--- RECORDS TO USE ---

***

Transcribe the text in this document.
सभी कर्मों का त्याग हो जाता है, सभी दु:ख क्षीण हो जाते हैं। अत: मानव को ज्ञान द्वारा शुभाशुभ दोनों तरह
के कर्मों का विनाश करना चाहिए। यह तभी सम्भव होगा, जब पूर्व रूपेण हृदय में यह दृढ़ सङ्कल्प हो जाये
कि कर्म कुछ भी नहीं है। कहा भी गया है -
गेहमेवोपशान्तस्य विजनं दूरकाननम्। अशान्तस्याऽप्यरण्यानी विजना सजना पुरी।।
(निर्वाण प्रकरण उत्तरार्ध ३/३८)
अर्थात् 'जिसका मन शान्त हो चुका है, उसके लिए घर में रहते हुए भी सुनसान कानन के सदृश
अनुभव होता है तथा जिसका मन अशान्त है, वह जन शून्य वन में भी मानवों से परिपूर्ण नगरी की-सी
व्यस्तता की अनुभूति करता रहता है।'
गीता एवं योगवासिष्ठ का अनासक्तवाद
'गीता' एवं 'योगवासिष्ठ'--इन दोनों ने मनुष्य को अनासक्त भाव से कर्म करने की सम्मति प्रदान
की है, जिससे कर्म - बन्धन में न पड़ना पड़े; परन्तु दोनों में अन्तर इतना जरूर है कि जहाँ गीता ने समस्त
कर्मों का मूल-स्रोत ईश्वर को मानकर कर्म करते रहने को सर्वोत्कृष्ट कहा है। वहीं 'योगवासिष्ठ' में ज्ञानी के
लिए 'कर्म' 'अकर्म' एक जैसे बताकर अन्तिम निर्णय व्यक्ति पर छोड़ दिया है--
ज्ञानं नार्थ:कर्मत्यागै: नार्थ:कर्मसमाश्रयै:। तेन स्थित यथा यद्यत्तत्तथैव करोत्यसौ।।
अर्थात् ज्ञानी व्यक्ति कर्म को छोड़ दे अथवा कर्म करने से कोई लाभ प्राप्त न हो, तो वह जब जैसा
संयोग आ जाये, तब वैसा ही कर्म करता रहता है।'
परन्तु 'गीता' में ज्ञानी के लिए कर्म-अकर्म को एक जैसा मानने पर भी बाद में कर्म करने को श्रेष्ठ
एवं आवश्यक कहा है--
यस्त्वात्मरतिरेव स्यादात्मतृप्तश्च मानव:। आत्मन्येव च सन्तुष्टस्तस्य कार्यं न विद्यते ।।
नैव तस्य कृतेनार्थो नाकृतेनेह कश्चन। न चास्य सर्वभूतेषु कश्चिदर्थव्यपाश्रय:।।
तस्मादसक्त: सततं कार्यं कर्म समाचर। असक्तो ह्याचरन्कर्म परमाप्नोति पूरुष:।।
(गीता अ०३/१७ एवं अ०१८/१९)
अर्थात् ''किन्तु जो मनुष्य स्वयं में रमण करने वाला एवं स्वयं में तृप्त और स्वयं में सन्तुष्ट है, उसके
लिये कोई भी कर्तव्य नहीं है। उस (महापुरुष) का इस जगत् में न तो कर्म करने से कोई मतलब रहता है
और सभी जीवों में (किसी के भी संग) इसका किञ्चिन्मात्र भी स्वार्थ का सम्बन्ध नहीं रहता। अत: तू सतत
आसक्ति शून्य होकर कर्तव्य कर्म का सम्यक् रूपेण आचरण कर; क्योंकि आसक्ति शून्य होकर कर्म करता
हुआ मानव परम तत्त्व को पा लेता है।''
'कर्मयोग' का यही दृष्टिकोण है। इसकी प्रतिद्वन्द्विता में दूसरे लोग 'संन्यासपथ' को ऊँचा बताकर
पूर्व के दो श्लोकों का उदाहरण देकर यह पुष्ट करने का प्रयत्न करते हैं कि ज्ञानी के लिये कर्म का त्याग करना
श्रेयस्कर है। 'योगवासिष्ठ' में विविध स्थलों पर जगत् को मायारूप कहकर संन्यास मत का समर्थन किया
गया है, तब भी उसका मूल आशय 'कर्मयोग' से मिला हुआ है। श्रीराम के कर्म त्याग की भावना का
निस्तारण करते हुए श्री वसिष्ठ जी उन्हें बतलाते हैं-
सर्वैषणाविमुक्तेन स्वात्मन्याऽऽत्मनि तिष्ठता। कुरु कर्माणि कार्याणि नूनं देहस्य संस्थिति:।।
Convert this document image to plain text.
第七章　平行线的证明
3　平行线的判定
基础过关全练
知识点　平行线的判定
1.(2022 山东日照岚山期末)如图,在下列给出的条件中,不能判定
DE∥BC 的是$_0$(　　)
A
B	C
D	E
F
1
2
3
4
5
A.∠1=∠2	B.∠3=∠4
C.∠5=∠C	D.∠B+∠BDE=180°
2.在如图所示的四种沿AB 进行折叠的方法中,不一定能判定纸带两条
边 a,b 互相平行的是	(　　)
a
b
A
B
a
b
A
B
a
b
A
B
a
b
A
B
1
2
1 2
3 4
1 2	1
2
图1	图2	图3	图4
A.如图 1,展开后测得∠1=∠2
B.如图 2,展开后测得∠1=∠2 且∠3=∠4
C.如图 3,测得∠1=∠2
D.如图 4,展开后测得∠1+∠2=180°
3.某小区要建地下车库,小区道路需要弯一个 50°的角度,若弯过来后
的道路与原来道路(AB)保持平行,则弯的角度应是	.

***

From the records given above, copy all lines containing "展开后测得".

A.如图 1,展开后测得∠1=∠2
B.如图 2,展开后测得∠1=∠2 且∠3=∠4
D.如图 4,展开后测得∠1+∠2=180°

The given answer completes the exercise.